START Dataset excerpts

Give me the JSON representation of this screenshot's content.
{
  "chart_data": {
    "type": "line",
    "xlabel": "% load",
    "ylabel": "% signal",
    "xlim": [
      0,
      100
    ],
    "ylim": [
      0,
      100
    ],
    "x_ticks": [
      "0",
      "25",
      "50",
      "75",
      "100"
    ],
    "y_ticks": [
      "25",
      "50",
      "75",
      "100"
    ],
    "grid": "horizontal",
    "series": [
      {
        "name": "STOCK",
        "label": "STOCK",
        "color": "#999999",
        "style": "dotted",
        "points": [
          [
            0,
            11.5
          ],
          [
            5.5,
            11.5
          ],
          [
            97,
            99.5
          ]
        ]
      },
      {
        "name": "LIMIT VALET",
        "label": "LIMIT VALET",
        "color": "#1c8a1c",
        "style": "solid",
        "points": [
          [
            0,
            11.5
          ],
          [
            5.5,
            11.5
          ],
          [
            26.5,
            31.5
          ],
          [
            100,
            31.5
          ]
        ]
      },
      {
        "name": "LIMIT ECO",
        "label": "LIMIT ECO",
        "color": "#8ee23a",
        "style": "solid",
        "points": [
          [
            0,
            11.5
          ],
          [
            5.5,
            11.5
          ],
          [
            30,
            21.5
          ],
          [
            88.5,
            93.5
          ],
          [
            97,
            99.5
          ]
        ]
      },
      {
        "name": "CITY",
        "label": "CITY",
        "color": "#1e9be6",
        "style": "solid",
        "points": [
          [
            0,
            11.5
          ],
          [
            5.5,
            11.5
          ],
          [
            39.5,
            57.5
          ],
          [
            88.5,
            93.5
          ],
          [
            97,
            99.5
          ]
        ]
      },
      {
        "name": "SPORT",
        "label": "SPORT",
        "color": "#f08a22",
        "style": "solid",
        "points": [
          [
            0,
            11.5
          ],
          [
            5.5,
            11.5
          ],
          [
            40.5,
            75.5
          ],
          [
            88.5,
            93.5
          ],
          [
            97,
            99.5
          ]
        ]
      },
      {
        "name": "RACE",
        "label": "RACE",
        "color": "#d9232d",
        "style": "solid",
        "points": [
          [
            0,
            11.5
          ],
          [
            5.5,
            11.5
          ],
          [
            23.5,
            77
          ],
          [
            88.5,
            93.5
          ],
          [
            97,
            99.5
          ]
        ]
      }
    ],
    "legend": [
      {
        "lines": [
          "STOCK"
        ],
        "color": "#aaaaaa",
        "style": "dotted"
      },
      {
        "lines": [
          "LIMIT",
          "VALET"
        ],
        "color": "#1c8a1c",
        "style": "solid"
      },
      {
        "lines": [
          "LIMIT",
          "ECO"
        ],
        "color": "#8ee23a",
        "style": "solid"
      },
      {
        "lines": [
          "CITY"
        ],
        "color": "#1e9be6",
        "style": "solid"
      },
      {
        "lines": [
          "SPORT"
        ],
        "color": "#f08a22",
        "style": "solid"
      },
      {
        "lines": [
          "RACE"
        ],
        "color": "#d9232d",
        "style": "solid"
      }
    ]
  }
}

END Dataset excerpts

What is expected: Repeat the data precisely, line by line.

Task answer:
Give me the JSON representation of this screenshot's content.
{
  "chart_data": {
    "type": "line",
    "xlabel": "% load",
    "ylabel": "% signal",
    "xlim": [
      0,
      100
    ],
    "ylim": [
      0,
      100
    ],
    "x_ticks": [
      "0",
      "25",
      "50",
      "75",
      "100"
    ],
    "y_ticks": [
      "25",
      "50",
      "75",
      "100"
    ],
    "grid": "horizontal",
    "series": [
      {
        "name": "STOCK",
        "label": "STOCK",
        "color": "#999999",
        "style": "dotted",
        "points": [
          [
            0,
            11.5
          ],
          [
            5.5,
            11.5
          ],
          [
            97,
            99.5
          ]
        ]
      },
      {
        "name": "LIMIT VALET",
        "label": "LIMIT VALET",
        "color": "#1c8a1c",
        "style": "solid",
        "points": [
          [
            0,
            11.5
          ],
          [
            5.5,
            11.5
          ],
          [
            26.5,
            31.5
          ],
          [
            100,
            31.5
          ]
        ]
      },
      {
        "name": "LIMIT ECO",
        "label": "LIMIT ECO",
        "color": "#8ee23a",
        "style": "solid",
        "points": [
          [
            0,
            11.5
          ],
          [
            5.5,
            11.5
          ],
          [
            30,
            21.5
          ],
          [
            88.5,
            93.5
          ],
          [
            97,
            99.5
          ]
        ]
      },
      {
        "name": "CITY",
        "label": "CITY",
        "color": "#1e9be6",
        "style": "solid",
        "points": [
          [
            0,
            11.5
          ],
          [
            5.5,
            11.5
          ],
          [
            39.5,
            57.5
          ],
          [
            88.5,
            93.5
          ],
          [
            97,
            99.5
          ]
        ]
      },
      {
        "name": "SPORT",
        "label": "SPORT",
        "color": "#f08a22",
        "style": "solid",
        "points": [
          [
            0,
            11.5
          ],
          [
            5.5,
            11.5
          ],
          [
            40.5,
            75.5
          ],
          [
            88.5,
            93.5
          ],
          [
            97,
            99.5
          ]
        ]
      },
      {
        "name": "RACE",
        "label": "RACE",
        "color": "#d9232d",
        "style": "solid",
        "points": [
          [
            0,
            11.5
          ],
          [
            5.5,
            11.5
          ],
          [
            23.5,
            77
          ],
          [
            88.5,
            93.5
          ],
          [
            97,
            99.5
          ]
        ]
      }
    ],
    "legend": [
      {
        "lines": [
          "STOCK"
        ],
        "color": "#aaaaaa",
        "style": "dotted"
      },
      {
        "lines": [
          "LIMIT",
          "VALET"
        ],
        "color": "#1c8a1c",
        "style": "solid"
      },
      {
        "lines": [
          "LIMIT",
          "ECO"
        ],
        "color": "#8ee23a",
        "style": "solid"
      },
      {
        "lines": [
          "CITY"
        ],
        "color": "#1e9be6",
        "style": "solid"
      },
      {
        "lines": [
          "SPORT"
        ],
        "color": "#f08a22",
        "style": "solid"
      },
      {
        "lines": [
          "RACE"
        ],
        "color": "#d9232d",
        "style": "solid"
      }
    ]
  }
}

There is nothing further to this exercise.